Since you are providing access to this data via the web, only one
MySQL user (the one used by the web site) is likely to access MySQL.
You create web users via another table (the "users" table) and your
web page does user authentication. Most queries will qualify the
results by user.

Locking the table should not be a big issue. If I understand your
model, only one user should be allowed to edit any given record,
and if you only let each user log in once, there will be no conflicts.
You shouldn't lock the whole table: use transactions. And you
shouldn't attempt to hold a lock on a record between displaying a
record on a web page and submitting changes to it: that can cause
a complete lockup of your system even if it has only ONE user when
your OS crashes or your ISP connection drops or the user goes on
vacation.

Robin schrieb:
> If, theoretically, my scripting skills were so amazing that, say,
> 20,000 people wanted to use my database, I suppose A would have to be
> the method otherwise the data table would be locked out most of the
> time and people couldn't enter their data?

No, locking is usually done on a by-row level.
If you use transactions with the proper "isolation level", the database
will automatically do all the locking for you. (You'll need InnoDB for
that.)

> Also if you are trying to keep data private, would it be possible for
> anyone with read access to a single table to read everyone else's
> data, by doing a select * query (or similar)?

Only if you allow them to issue SQL queries directly.
Most of the time, you'll present them a web frontend and take care not
to leak data that they shouldn't see.

You can give each user specific rights for each table; however, mysql
doesn't seem to be optimized for that use case, as the manual warns that
the database will slow down if you use anything but per-database
permissions. (I think it needs extra queries in the permissions tables
for each query that the frontend issues.)
OTOH letting mysql doing the permission checking has the advantage that
you have a whole lot less to worry about security-wise, and if you do
the permission checking yourself, you'll incur just the same overhead on
the application side.
OT3H creating tables from a web frontend means you have to be
extra-careful with that particular operation, to avoid that some
anonymous nobody can fill your harddisk with almost-empty tables. And
you'll have to make sure that the per-user tables don't produce name
collisions with the shared tables - easy enough with the three tables
that you have right now, but can become quite a problem when you have
two dozen or more tables.

Regards,
Jo

On 21 Apr, 20:30, Joachim Durchholz <j...@durchholz.org> wrote:
> Robin schrieb:
>
> > If, theoretically, my scripting skills were so amazing that, say,
> > 20,000 people wanted to use my database, I suppose A would have to be
> > the method otherwise the data table would be locked out most of the
> > time and people couldn't enter their data?
>
> No, locking is usually done on a by-row level.
> If you use transactions with the proper "isolation level", the database
> will automatically do all the locking for you. (You'll need InnoDB for
> that.)
>
> > Also if you are trying to keep data private, would it be possible for
> > anyone with read access to a single table to read everyone else's
> > data, by doing a select * query (or similar)?
>
> Only if you allow them to issue SQL queries directly.
> Most of the time, you'll present them a web frontend and take care not
> to leak data that they shouldn't see.

• • • • • • •

* _Tasks for this exercise_
(A) In the MySQL forum thread, what storage engine is needed for the database to handle locking automatically through transactions?
(B) Reproduce the part of the MySQL forum thread starting at "OTOH letting mysql" and ending at "the application side.".
The lines after this thread aren't needed.

• • • • • • •

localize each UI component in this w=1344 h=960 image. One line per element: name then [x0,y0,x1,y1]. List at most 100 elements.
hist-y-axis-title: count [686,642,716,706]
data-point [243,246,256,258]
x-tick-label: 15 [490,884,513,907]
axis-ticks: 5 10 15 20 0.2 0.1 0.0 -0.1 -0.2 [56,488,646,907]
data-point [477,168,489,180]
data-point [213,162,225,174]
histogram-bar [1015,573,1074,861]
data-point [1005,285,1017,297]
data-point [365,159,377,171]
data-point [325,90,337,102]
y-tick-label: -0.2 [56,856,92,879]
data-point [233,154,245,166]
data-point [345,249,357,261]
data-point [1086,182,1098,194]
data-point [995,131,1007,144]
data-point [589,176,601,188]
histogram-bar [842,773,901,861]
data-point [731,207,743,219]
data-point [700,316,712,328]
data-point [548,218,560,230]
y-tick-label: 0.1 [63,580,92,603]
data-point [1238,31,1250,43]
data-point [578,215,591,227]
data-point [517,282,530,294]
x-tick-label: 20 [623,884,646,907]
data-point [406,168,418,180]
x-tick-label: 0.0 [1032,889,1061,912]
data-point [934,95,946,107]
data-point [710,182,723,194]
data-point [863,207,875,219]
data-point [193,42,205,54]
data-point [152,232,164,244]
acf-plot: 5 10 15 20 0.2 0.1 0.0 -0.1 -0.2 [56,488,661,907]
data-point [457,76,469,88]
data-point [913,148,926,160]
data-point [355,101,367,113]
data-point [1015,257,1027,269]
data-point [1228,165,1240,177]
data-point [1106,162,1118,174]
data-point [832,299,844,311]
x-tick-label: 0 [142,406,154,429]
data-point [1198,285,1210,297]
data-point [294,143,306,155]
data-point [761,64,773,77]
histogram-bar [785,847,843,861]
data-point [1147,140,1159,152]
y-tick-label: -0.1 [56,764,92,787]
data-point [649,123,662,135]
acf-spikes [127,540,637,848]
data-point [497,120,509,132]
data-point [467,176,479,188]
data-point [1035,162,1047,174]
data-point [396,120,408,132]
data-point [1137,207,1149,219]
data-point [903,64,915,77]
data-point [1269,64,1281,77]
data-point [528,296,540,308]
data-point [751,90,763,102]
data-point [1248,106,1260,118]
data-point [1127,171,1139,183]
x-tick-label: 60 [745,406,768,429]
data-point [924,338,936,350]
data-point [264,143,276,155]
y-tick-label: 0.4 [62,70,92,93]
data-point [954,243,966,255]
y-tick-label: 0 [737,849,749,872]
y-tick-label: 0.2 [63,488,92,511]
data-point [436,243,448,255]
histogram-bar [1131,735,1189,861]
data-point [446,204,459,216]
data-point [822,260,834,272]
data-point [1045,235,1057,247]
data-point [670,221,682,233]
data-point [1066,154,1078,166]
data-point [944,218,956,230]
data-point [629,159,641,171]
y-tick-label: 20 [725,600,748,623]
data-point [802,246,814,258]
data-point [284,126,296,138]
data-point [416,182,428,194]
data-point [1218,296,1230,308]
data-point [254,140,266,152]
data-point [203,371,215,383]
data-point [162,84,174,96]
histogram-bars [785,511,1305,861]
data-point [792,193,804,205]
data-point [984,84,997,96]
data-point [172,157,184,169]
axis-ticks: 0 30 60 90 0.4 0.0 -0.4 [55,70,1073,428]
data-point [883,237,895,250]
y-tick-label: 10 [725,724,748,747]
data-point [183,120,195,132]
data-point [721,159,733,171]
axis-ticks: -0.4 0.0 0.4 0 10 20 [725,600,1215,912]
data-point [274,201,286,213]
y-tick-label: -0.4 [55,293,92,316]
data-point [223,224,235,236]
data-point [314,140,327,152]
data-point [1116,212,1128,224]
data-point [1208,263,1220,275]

• • • • • • •

* _Task results_
(A) InnoDB.

(B)
OTOH letting mysql doing the permission checking has the advantage that
you have a whole lot less to worry about security-wise, and if you do
the permission checking yourself, you'll incur just the same overhead on
the application side.